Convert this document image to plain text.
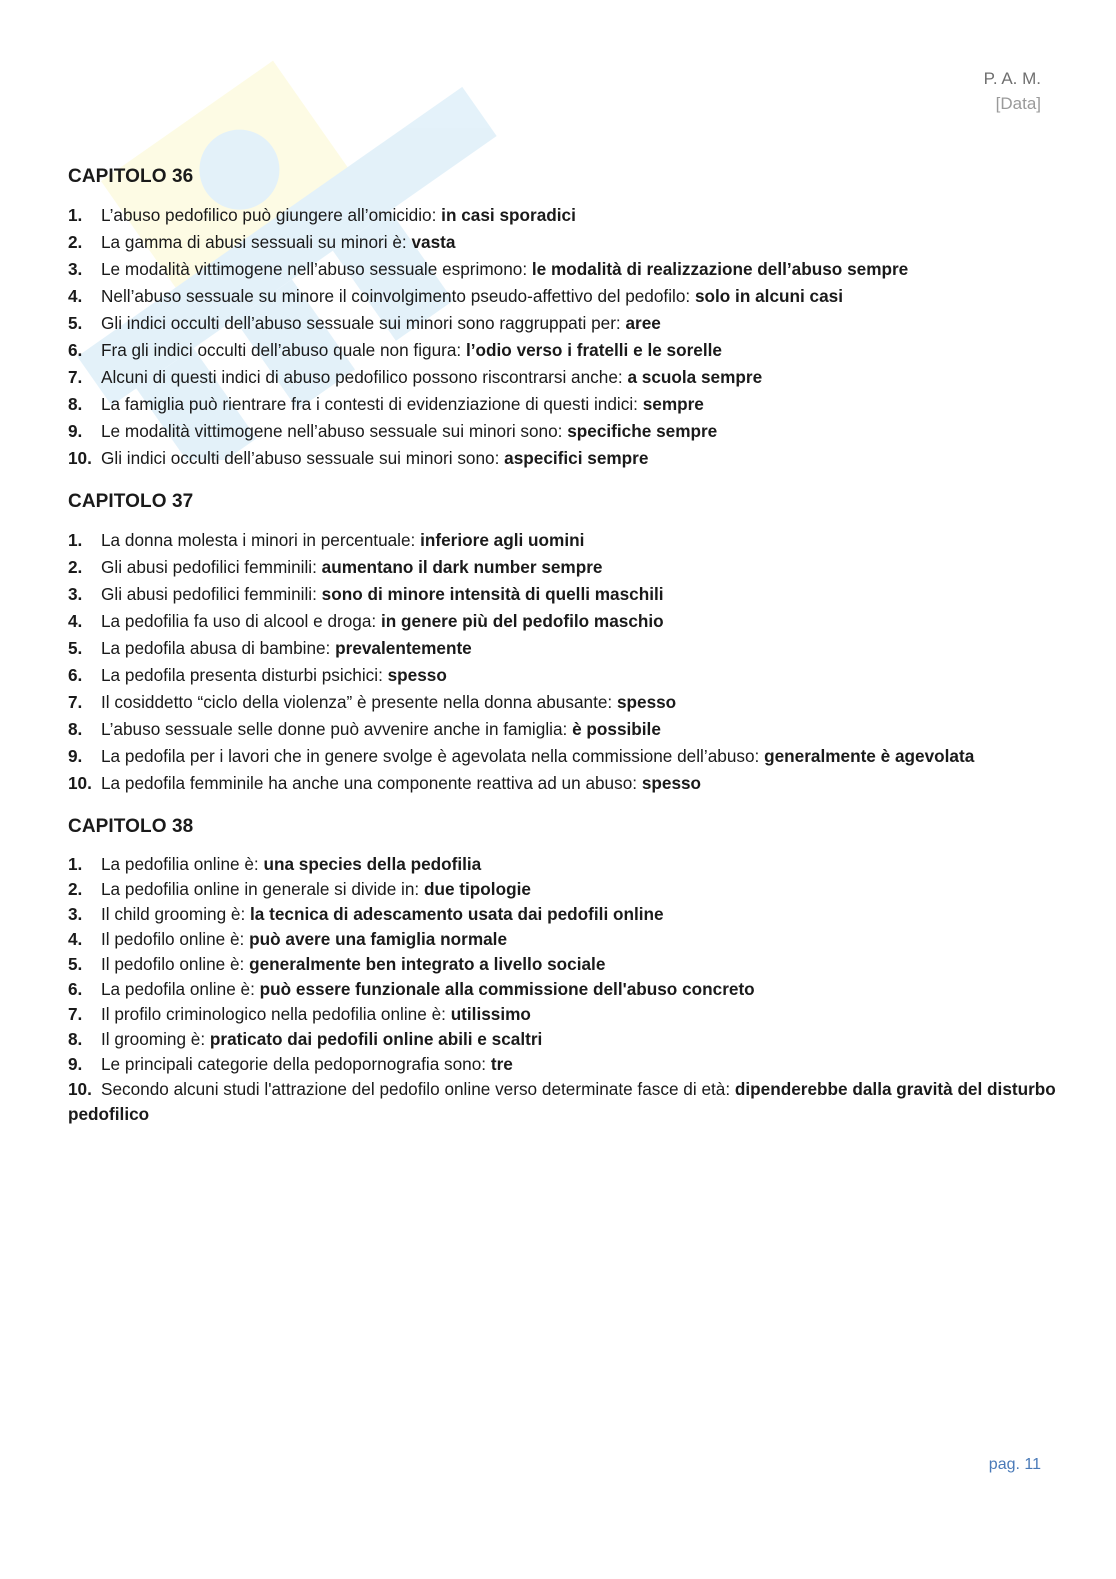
P. A. M.
[Data]
CAPITOLO 36
1.	L’abuso pedofilico può giungere all’omicidio: in casi sporadici
2.	La gamma di abusi sessuali su minori è: vasta
3.	Le modalità vittimogene nell’abuso sessuale esprimono: le modalità di realizzazione dell’abuso sempre
4.	Nell’abuso sessuale su minore il coinvolgimento pseudo-affettivo del pedofilo: solo in alcuni casi
5.	Gli indici occulti dell’abuso sessuale sui minori sono raggruppati per: aree
6.	Fra gli indici occulti dell’abuso quale non figura: l’odio verso i fratelli e le sorelle
7.	Alcuni di questi indici di abuso pedofilico possono riscontrarsi anche: a scuola sempre
8.	La famiglia può rientrare fra i contesti di evidenziazione di questi indici: sempre
9.	Le modalità vittimogene nell’abuso sessuale sui minori sono: specifiche sempre
10. Gli indici occulti dell’abuso sessuale sui minori sono: aspecifici sempre
CAPITOLO 37
1.	La donna molesta i minori in percentuale: inferiore agli uomini
2.	Gli abusi pedofilici femminili: aumentano il dark number sempre
3.	Gli abusi pedofilici femminili: sono di minore intensità di quelli maschili
4.	La pedofilia fa uso di alcool e droga: in genere più del pedofilo maschio
5.	La pedofila abusa di bambine: prevalentemente
6.	La pedofila presenta disturbi psichici: spesso
7.	Il cosiddetto “ciclo della violenza” è presente nella donna abusante: spesso
8.	L’abuso sessuale selle donne può avvenire anche in famiglia: è possibile
9.	La pedofila per i lavori che in genere svolge è agevolata nella commissione dell’abuso: generalmente è agevolata
10. La pedofila femminile ha anche una componente reattiva ad un abuso: spesso
CAPITOLO 38
1.	La pedofilia online è: una species della pedofilia
2.	La pedofilia online in generale si divide in: due tipologie
3.	Il child grooming è: la tecnica di adescamento usata dai pedofili online
4.	Il pedofilo online è: può avere una famiglia normale
5.	Il pedofilo online è: generalmente ben integrato a livello sociale
6.	La pedofila online è: può essere funzionale alla commissione dell'abuso concreto
7.	Il profilo criminologico nella pedofilia online è: utilissimo
8.	Il grooming è: praticato dai pedofili online abili e scaltri
9.	Le principali categorie della pedopornografia sono: tre
10. Secondo alcuni studi l'attrazione del pedofilo online verso determinate fasce di età: dipenderebbe dalla gravità del disturbo pedofilico
pag. 11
========
Directions: Pick out all lines containing the string "pedofilia".

Answer:
4.	La pedofilia fa uso di alcool e droga: in genere più del pedofilo maschio
1.	La pedofilia online è: una species della pedofilia
2.	La pedofilia online in generale si divide in: due tipologie
7.	Il profilo criminologico nella pedofilia online è: utilissimo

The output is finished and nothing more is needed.